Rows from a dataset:

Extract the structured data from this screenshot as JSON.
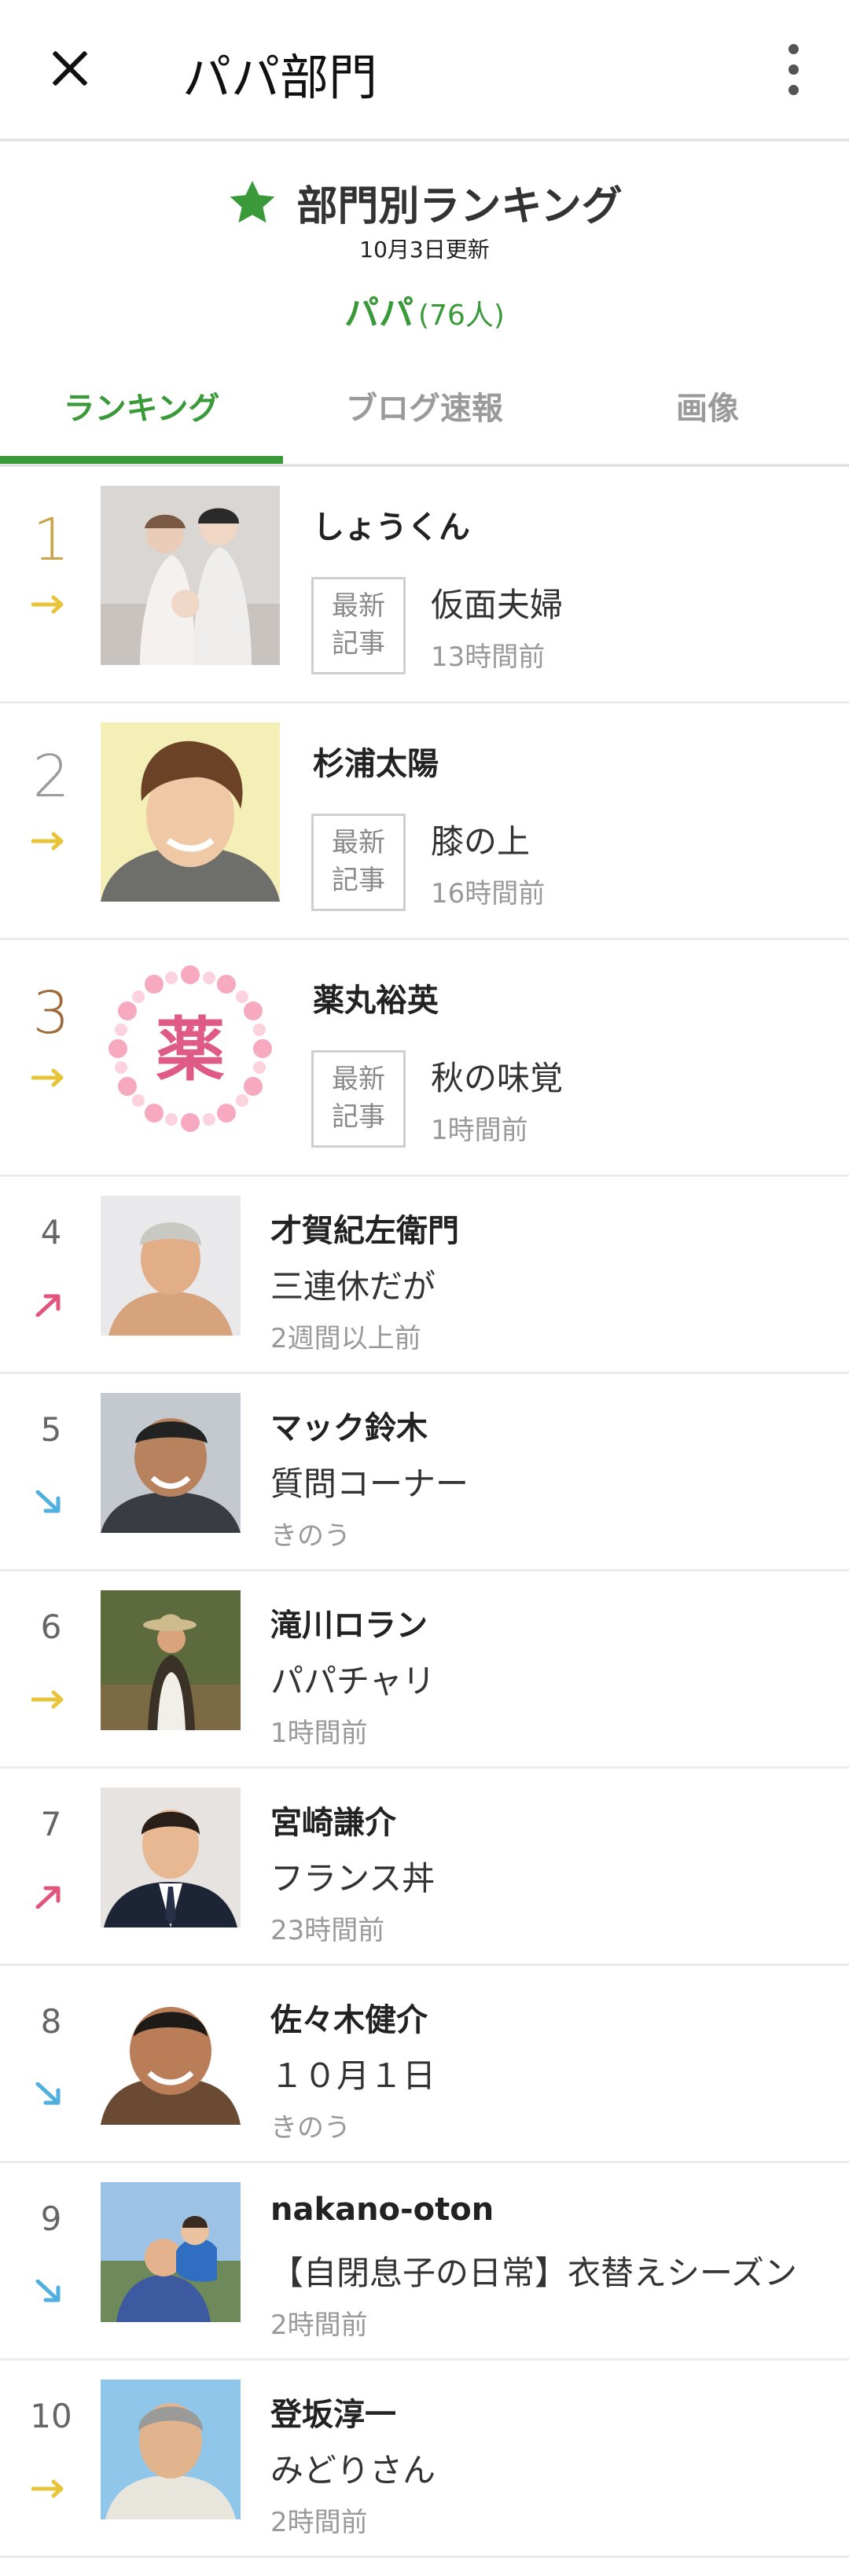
{
  "appbar": {
    "title": "パパ部門",
    "close_icon": "close-icon",
    "more_icon": "more-vertical-icon"
  },
  "ranking_header": {
    "title": "部門別ランキング",
    "updated": "10月3日更新",
    "category_name": "パパ",
    "category_count": "(76人)",
    "star_icon": "star-icon",
    "accent_color": "#3a9a3a"
  },
  "tabs": [
    {
      "label": "ランキング",
      "active": true
    },
    {
      "label": "ブログ速報",
      "active": false
    },
    {
      "label": "画像",
      "active": false
    }
  ],
  "latest_badge": {
    "line1": "最新",
    "line2": "記事"
  },
  "entries": [
    {
      "rank": "1",
      "trend": "flat",
      "name": "しょうくん",
      "post": "仮面夫婦",
      "time": "13時間前",
      "thumb": "couple-photo"
    },
    {
      "rank": "2",
      "trend": "flat",
      "name": "杉浦太陽",
      "post": "膝の上",
      "time": "16時間前",
      "thumb": "man-portrait"
    },
    {
      "rank": "3",
      "trend": "flat",
      "name": "薬丸裕英",
      "post": "秋の味覚",
      "time": "1時間前",
      "thumb": "kanji-logo",
      "logo_text": "薬"
    },
    {
      "rank": "4",
      "trend": "up",
      "name": "才賀紀左衛門",
      "post": "三連休だが",
      "time": "2週間以上前",
      "thumb": "man-portrait"
    },
    {
      "rank": "5",
      "trend": "down",
      "name": "マック鈴木",
      "post": "質問コーナー",
      "time": "きのう",
      "thumb": "man-portrait"
    },
    {
      "rank": "6",
      "trend": "flat",
      "name": "滝川ロラン",
      "post": "パパチャリ",
      "time": "1時間前",
      "thumb": "man-portrait"
    },
    {
      "rank": "7",
      "trend": "up",
      "name": "宮崎謙介",
      "post": "フランス丼",
      "time": "23時間前",
      "thumb": "man-portrait"
    },
    {
      "rank": "8",
      "trend": "down",
      "name": "佐々木健介",
      "post": "１０月１日",
      "time": "きのう",
      "thumb": "man-portrait"
    },
    {
      "rank": "9",
      "trend": "down",
      "name": "nakano-oton",
      "post": "【自閉息子の日常】衣替えシーズン",
      "time": "2時間前",
      "thumb": "father-child-photo"
    },
    {
      "rank": "10",
      "trend": "flat",
      "name": "登坂淳一",
      "post": "みどりさん",
      "time": "2時間前",
      "thumb": "man-portrait"
    }
  ],
  "colors": {
    "trend_flat": "#e8c43a",
    "trend_up": "#e2557a",
    "trend_down": "#4fb0e0",
    "gold": "#c9a44b",
    "silver": "#9a9a9a",
    "bronze": "#a06a38"
  }
}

WHAT IS ASKED: Retype the listing exactly. Pictures do not belong in the copy.

RESPONSE TO THE EXERCISE:
Extract the structured data from this screenshot as JSON.
{
  "appbar": {
    "title": "パパ部門",
    "close_icon": "close-icon",
    "more_icon": "more-vertical-icon"
  },
  "ranking_header": {
    "title": "部門別ランキング",
    "updated": "10月3日更新",
    "category_name": "パパ",
    "category_count": "(76人)",
    "star_icon": "star-icon",
    "accent_color": "#3a9a3a"
  },
  "tabs": [
    {
      "label": "ランキング",
      "active": true
    },
    {
      "label": "ブログ速報",
      "active": false
    },
    {
      "label": "画像",
      "active": false
    }
  ],
  "latest_badge": {
    "line1": "最新",
    "line2": "記事"
  },
  "entries": [
    {
      "rank": "1",
      "trend": "flat",
      "name": "しょうくん",
      "post": "仮面夫婦",
      "time": "13時間前",
      "thumb": "couple-photo"
    },
    {
      "rank": "2",
      "trend": "flat",
      "name": "杉浦太陽",
      "post": "膝の上",
      "time": "16時間前",
      "thumb": "man-portrait"
    },
    {
      "rank": "3",
      "trend": "flat",
      "name": "薬丸裕英",
      "post": "秋の味覚",
      "time": "1時間前",
      "thumb": "kanji-logo",
      "logo_text": "薬"
    },
    {
      "rank": "4",
      "trend": "up",
      "name": "才賀紀左衛門",
      "post": "三連休だが",
      "time": "2週間以上前",
      "thumb": "man-portrait"
    },
    {
      "rank": "5",
      "trend": "down",
      "name": "マック鈴木",
      "post": "質問コーナー",
      "time": "きのう",
      "thumb": "man-portrait"
    },
    {
      "rank": "6",
      "trend": "flat",
      "name": "滝川ロラン",
      "post": "パパチャリ",
      "time": "1時間前",
      "thumb": "man-portrait"
    },
    {
      "rank": "7",
      "trend": "up",
      "name": "宮崎謙介",
      "post": "フランス丼",
      "time": "23時間前",
      "thumb": "man-portrait"
    },
    {
      "rank": "8",
      "trend": "down",
      "name": "佐々木健介",
      "post": "１０月１日",
      "time": "きのう",
      "thumb": "man-portrait"
    },
    {
      "rank": "9",
      "trend": "down",
      "name": "nakano-oton",
      "post": "【自閉息子の日常】衣替えシーズン",
      "time": "2時間前",
      "thumb": "father-child-photo"
    },
    {
      "rank": "10",
      "trend": "flat",
      "name": "登坂淳一",
      "post": "みどりさん",
      "time": "2時間前",
      "thumb": "man-portrait"
    }
  ],
  "colors": {
    "trend_flat": "#e8c43a",
    "trend_up": "#e2557a",
    "trend_down": "#4fb0e0",
    "gold": "#c9a44b",
    "silver": "#9a9a9a",
    "bronze": "#a06a38"
  }
}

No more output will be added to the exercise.